Could you repeat the records below exactly, leaving out any pictures?

-- -- --

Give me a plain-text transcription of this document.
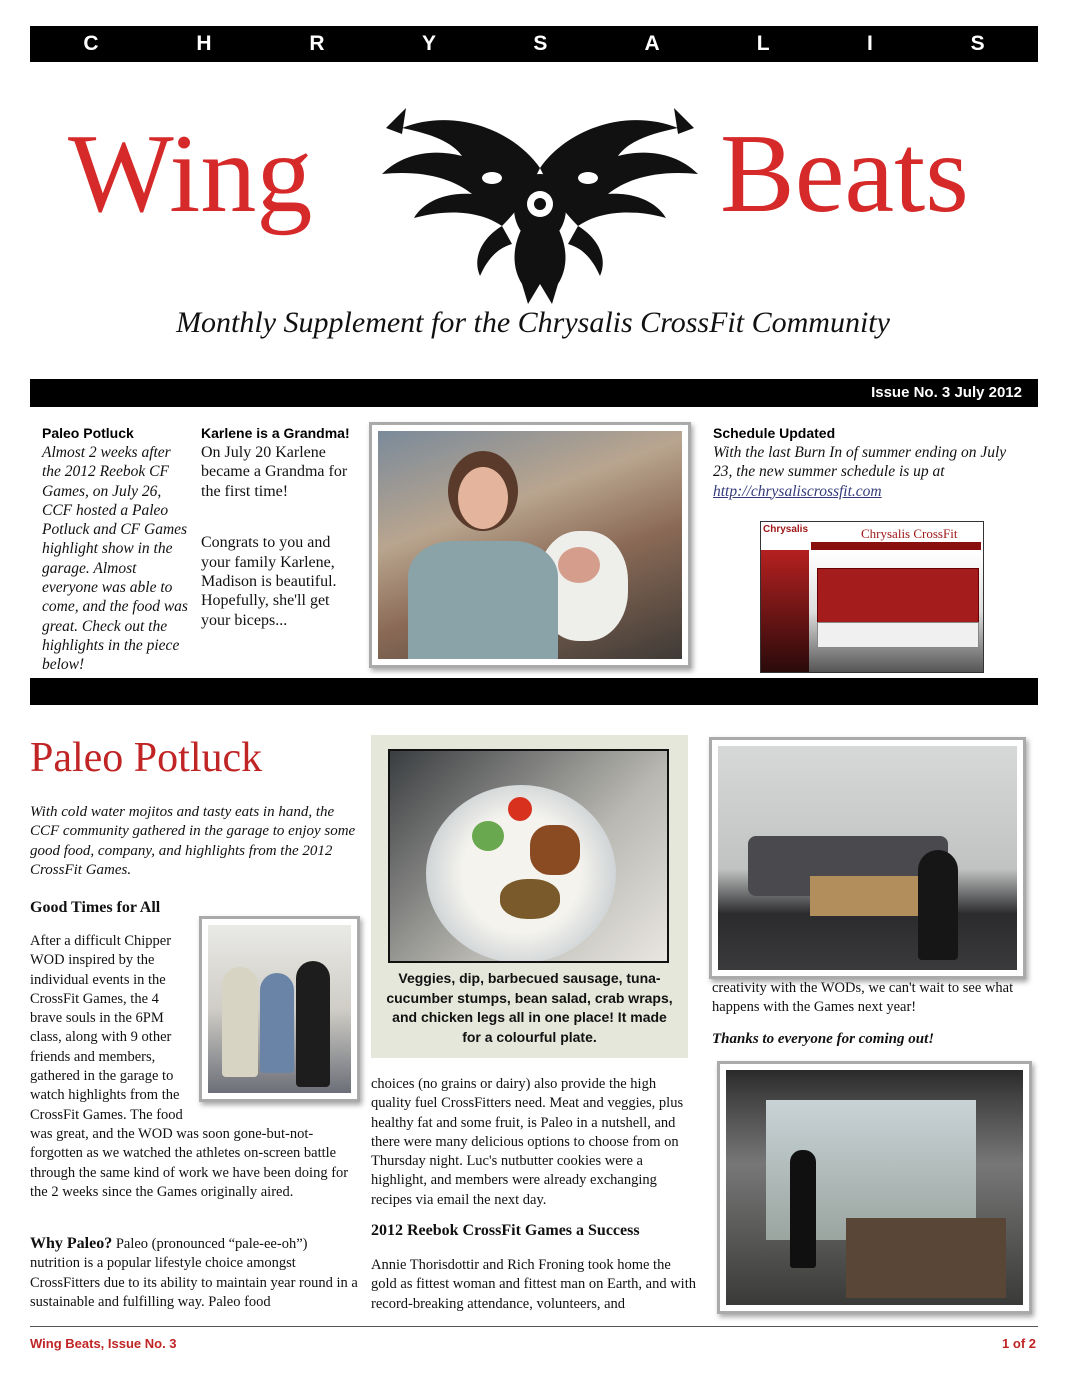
C H R Y S A L I S
Wing	Beats
Monthly Supplement for the Chrysalis CrossFit Community
Issue No. 3 July 2012
Paleo Potluck
Almost 2 weeks after the 2012 Reebok CF Games, on July 26, CCF hosted a Paleo Potluck and CF Games highlight show in the garage. Almost everyone was able to come, and the food was great. Check out the highlights in the piece below!
Karlene is a Grandma!
On July 20 Karlene became a Grandma for the first time!
Congrats to you and your family Karlene, Madison is beautiful. Hopefully, she'll get your biceps...
Schedule Updated
With the last Burn In of summer ending on July 23, the new summer schedule is up at http://chrysaliscrossfit.com
Chrysalis	Chrysalis CrossFit
Paleo Potluck
With cold water mojitos and tasty eats in hand, the CCF community gathered in the garage to enjoy some good food, company, and highlights from the 2012 CrossFit Games.
Good Times for All
After a difficult Chipper
WOD inspired by the
individual events in the
CrossFit Games, the 4
brave souls in the 6PM
class, along with 9 other
friends and members,
gathered in the garage to
watch highlights from the
CrossFit Games. The food
was great, and the WOD was soon gone-but-not-forgotten as we watched the athletes on-screen battle through the same kind of work we have been doing for the 2 weeks since the Games originally aired.
Why Paleo? Paleo (pronounced “pale-ee-oh”) nutrition is a popular lifestyle choice amongst CrossFitters due to its ability to maintain year round in a sustainable and fulfilling way. Paleo food
Veggies, dip, barbecued sausage, tuna-cucumber stumps, bean salad, crab wraps, and chicken legs all in one place! It made for a colourful plate.
choices (no grains or dairy) also provide the high quality fuel CrossFitters need. Meat and veggies, plus healthy fat and some fruit, is Paleo in a nutshell, and there were many delicious options to choose from on Thursday night. Luc's nutbutter cookies were a highlight, and members were already exchanging recipes via email the next day.
2012 Reebok CrossFit Games a Success
Annie Thorisdottir and Rich Froning took home the gold as fittest woman and fittest man on Earth, and with record-breaking attendance, volunteers, and
creativity with the WODs, we can't wait to see what happens with the Games next year!
Thanks to everyone for coming out!
Wing Beats, Issue No. 3	1 of 2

-- -- --

» SOLUTION
Give me a plain-text transcription of this document.
C H R Y S A L I S
Wing	Beats
Monthly Supplement for the Chrysalis CrossFit Community
Issue No. 3 July 2012
Paleo Potluck
Almost 2 weeks after the 2012 Reebok CF Games, on July 26, CCF hosted a Paleo Potluck and CF Games highlight show in the garage. Almost everyone was able to come, and the food was great. Check out the highlights in the piece below!
Karlene is a Grandma!
On July 20 Karlene became a Grandma for the first time!
Congrats to you and your family Karlene, Madison is beautiful. Hopefully, she'll get your biceps...
Schedule Updated
With the last Burn In of summer ending on July 23, the new summer schedule is up at http://chrysaliscrossfit.com
Chrysalis	Chrysalis CrossFit
Paleo Potluck
With cold water mojitos and tasty eats in hand, the CCF community gathered in the garage to enjoy some good food, company, and highlights from the 2012 CrossFit Games.
Good Times for All
After a difficult Chipper
WOD inspired by the
individual events in the
CrossFit Games, the 4
brave souls in the 6PM
class, along with 9 other
friends and members,
gathered in the garage to
watch highlights from the
CrossFit Games. The food
was great, and the WOD was soon gone-but-not-forgotten as we watched the athletes on-screen battle through the same kind of work we have been doing for the 2 weeks since the Games originally aired.
Why Paleo? Paleo (pronounced “pale-ee-oh”) nutrition is a popular lifestyle choice amongst CrossFitters due to its ability to maintain year round in a sustainable and fulfilling way. Paleo food
Veggies, dip, barbecued sausage, tuna-cucumber stumps, bean salad, crab wraps, and chicken legs all in one place! It made for a colourful plate.
choices (no grains or dairy) also provide the high quality fuel CrossFitters need. Meat and veggies, plus healthy fat and some fruit, is Paleo in a nutshell, and there were many delicious options to choose from on Thursday night. Luc's nutbutter cookies were a highlight, and members were already exchanging recipes via email the next day.
2012 Reebok CrossFit Games a Success
Annie Thorisdottir and Rich Froning took home the gold as fittest woman and fittest man on Earth, and with record-breaking attendance, volunteers, and
creativity with the WODs, we can't wait to see what happens with the Games next year!
Thanks to everyone for coming out!
Wing Beats, Issue No. 3	1 of 2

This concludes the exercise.